*WHAT TO DO:*
(1) In the article on the European Network of National Human Rights Institutions, in what year did the network set up its Permanent Secretariat in Brussels?
(2) Extend the article on the European Network of National Human Rights Institutions, picking up right after its final sentence.
====== TEXT BLOCK
= European Network of National Human Rights Institutions =

The European Network of National Human Rights Institutions (ENNHRI) is a membership international not-for-profit association (AISBL) under Belgian law. In 2013 it established its Permanent Secretariat in Brussels bringing together National Human Rights Institutions (NHRIs) from across the wider European region.
Formerly known as European Group of National Human Rights Institutions (European Group of NHRIs, the Group), ENNHRI has been actively working in the field of promotion and protection of human rights in wider Europe for 15 years. ENNHRI essentially assists in the establishment and accreditation of European NHRIs, coordinates the exchange of information and best practices among its members, facilitates capacity building and training, engages with international and regional mechanisms for protection and promotion of human right and intervenes on legal and policy developments in Europe.

ENNHRI is one of four regional networks within the Global Alliance of National Human Rights Institutions (GANHRI), supported by the Office of the United Nations High Commissioner for Human Rights (OHCHR). The other three groups are: Network of African National Human Rights Institutions, Network of National Institutions in the Americas and Asia Pacific Forum.

== History ==
The ICC (now GANHRI), or as often referred to, the global network of NHRIs was established in 1993.
The NHRIs of the European region, however, first met in 1994 under the auspices of the Council of Europe in Strasbourg. The following meeting took place in Copenhagen, where the European Coordinating Group was set up in order to enhance the cooperation with OHCHR, the Council of Europe and Organization for Security and Co-operation in Europe/Office for Democratic Institutions and Human Rights (OSCE/ODIHR). A third meeting was, consequently held in context of roundtable with Council of Europe in 2000 in Strasbourg. The turning point for the formalisation of the European Group of National Human Rights Institutions, was its fourth meeting in Dublin where the members approved the Group's Rules of Procedure and agreed to meet annually in the margins of ICC Annual meeting in Geneva, Switzerland.
============
====== INFORMATION PROVIDED
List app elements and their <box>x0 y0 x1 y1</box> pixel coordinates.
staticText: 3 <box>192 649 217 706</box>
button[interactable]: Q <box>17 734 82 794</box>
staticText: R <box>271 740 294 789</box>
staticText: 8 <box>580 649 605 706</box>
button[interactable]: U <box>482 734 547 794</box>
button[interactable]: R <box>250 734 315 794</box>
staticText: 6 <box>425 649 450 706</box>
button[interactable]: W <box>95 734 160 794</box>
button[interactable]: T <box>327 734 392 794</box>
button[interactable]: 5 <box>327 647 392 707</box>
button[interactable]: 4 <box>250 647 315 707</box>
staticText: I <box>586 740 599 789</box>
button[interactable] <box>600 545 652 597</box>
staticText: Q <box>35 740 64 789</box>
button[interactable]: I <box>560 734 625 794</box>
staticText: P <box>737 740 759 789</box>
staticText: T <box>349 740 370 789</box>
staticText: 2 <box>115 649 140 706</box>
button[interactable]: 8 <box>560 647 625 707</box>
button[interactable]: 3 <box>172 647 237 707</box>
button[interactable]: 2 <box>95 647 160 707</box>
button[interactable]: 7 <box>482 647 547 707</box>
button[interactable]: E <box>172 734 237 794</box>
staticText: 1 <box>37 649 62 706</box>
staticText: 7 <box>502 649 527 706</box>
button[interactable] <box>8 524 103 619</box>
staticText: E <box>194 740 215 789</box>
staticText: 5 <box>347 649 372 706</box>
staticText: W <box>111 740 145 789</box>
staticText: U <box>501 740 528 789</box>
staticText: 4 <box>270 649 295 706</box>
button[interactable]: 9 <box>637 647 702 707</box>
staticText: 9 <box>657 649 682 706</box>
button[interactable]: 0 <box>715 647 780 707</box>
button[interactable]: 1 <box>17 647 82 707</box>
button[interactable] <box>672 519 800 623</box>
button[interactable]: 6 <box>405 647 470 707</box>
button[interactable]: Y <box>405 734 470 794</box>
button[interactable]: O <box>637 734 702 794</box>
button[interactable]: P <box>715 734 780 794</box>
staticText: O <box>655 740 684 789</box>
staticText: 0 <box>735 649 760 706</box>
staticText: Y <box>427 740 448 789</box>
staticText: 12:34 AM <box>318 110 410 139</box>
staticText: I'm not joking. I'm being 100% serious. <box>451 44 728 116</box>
============
*THE RESPONSES:*
(1) 2013

(2)
The European Group of NHRIs aspired to establish a Permanent Secretariat for many years. After receiving a start-up grant form UN OHCHR in 2013, the European Group of NHRIs recruited a Secretary General to establish a Permanent Secretariat in Brussels. In May 2013 the Group, agreed on the constitution and changed the name to the European Network of National Human Rights Institutions (ENNHRI). The constitution became formal as ENNHRI's statutes on incorporation later that year as an International Not-for-profit Association (AISBL) under Belgian law.
ENNHRI Strategic planning meeting supported by OSCE-ODIHR with the participation of majority members took place in November 2013 in Budapest, Hungary. The outcomes of the meeting, ENNHRI's Strategic Plan 2014-16 and Operational Plan 2014 were afterwards formally endorsed by ENNHRI General Assembly in March 2014.

== Values ==

ENNHRI's values are:

Respect of international human rights standards;

•	Transparency;

•	Cooperation;

•	Accountability;

•	Participation;

•	Non-discrimination; and

•	Independence.

== Vision ==
For the period 2014–16, ENNHRI's vision is: "Universal and effective enjoyment of human rights throughout Europe."

== Mission ==

For the period 2014–16, ENNHRI's mission is: "Supporting and strengthening European NHRIs to protect and promote human rights effectively, in line with the Paris Principles."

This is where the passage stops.